What is required
Lines containing the string "label" are to be collected in full.

Supplied material
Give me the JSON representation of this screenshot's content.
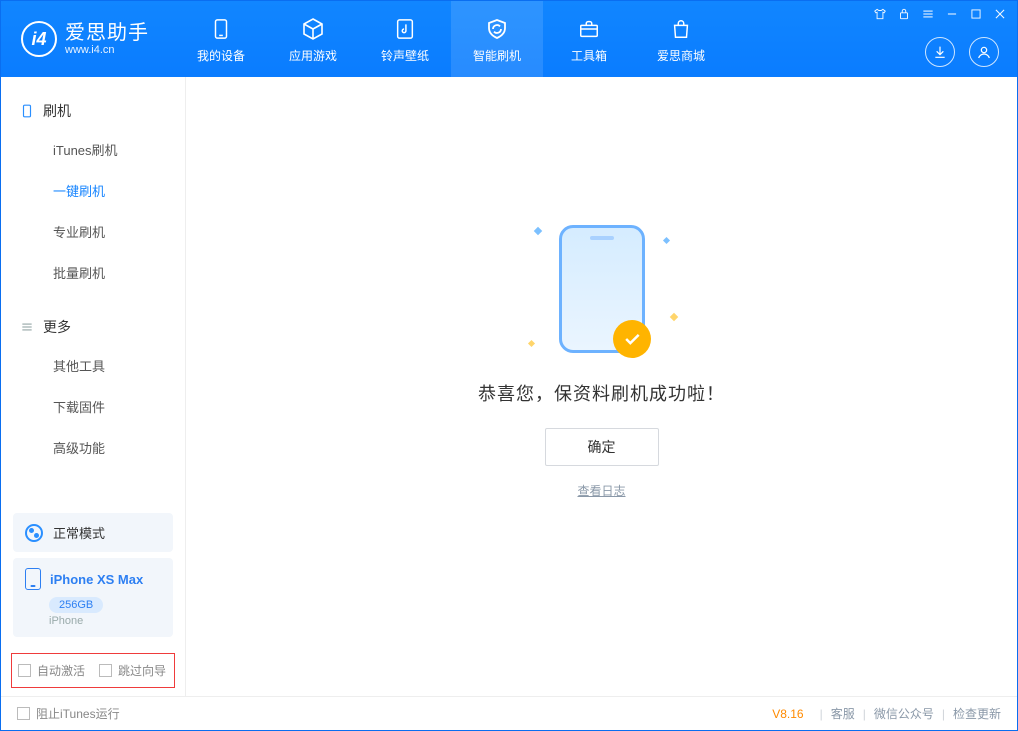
{
  "brand": {
    "cn": "爱思助手",
    "url": "www.i4.cn"
  },
  "nav": {
    "items": [
      {
        "label": "我的设备"
      },
      {
        "label": "应用游戏"
      },
      {
        "label": "铃声壁纸"
      },
      {
        "label": "智能刷机"
      },
      {
        "label": "工具箱"
      },
      {
        "label": "爱思商城"
      }
    ],
    "selected_index": 3
  },
  "sidebar": {
    "sections": {
      "flash": {
        "title": "刷机",
        "items": [
          "iTunes刷机",
          "一键刷机",
          "专业刷机",
          "批量刷机"
        ],
        "active_index": 1
      },
      "more": {
        "title": "更多",
        "items": [
          "其他工具",
          "下载固件",
          "高级功能"
        ]
      }
    },
    "mode": "正常模式",
    "device": {
      "name": "iPhone XS Max",
      "capacity": "256GB",
      "type": "iPhone"
    },
    "options": {
      "auto_activate": "自动激活",
      "skip_guide": "跳过向导"
    }
  },
  "content": {
    "success_text": "恭喜您，保资料刷机成功啦！",
    "ok": "确定",
    "view_log": "查看日志"
  },
  "footer": {
    "block_itunes": "阻止iTunes运行",
    "version": "V8.16",
    "links": [
      "客服",
      "微信公众号",
      "检查更新"
    ]
  }
}
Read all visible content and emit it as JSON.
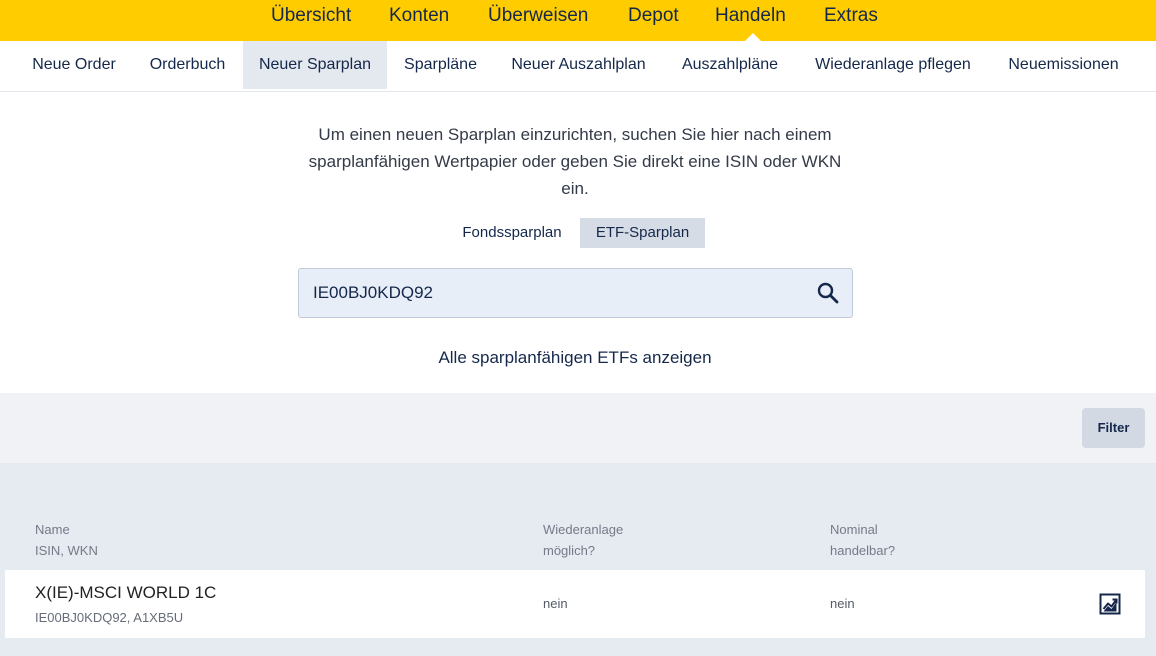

Task response
        "label": "我的设备"
        "label": "应用游戏"
        "label": "铃声壁纸"
        "label": "智能刷机"
        "label": "工具箱"
        "label": "爱思商城"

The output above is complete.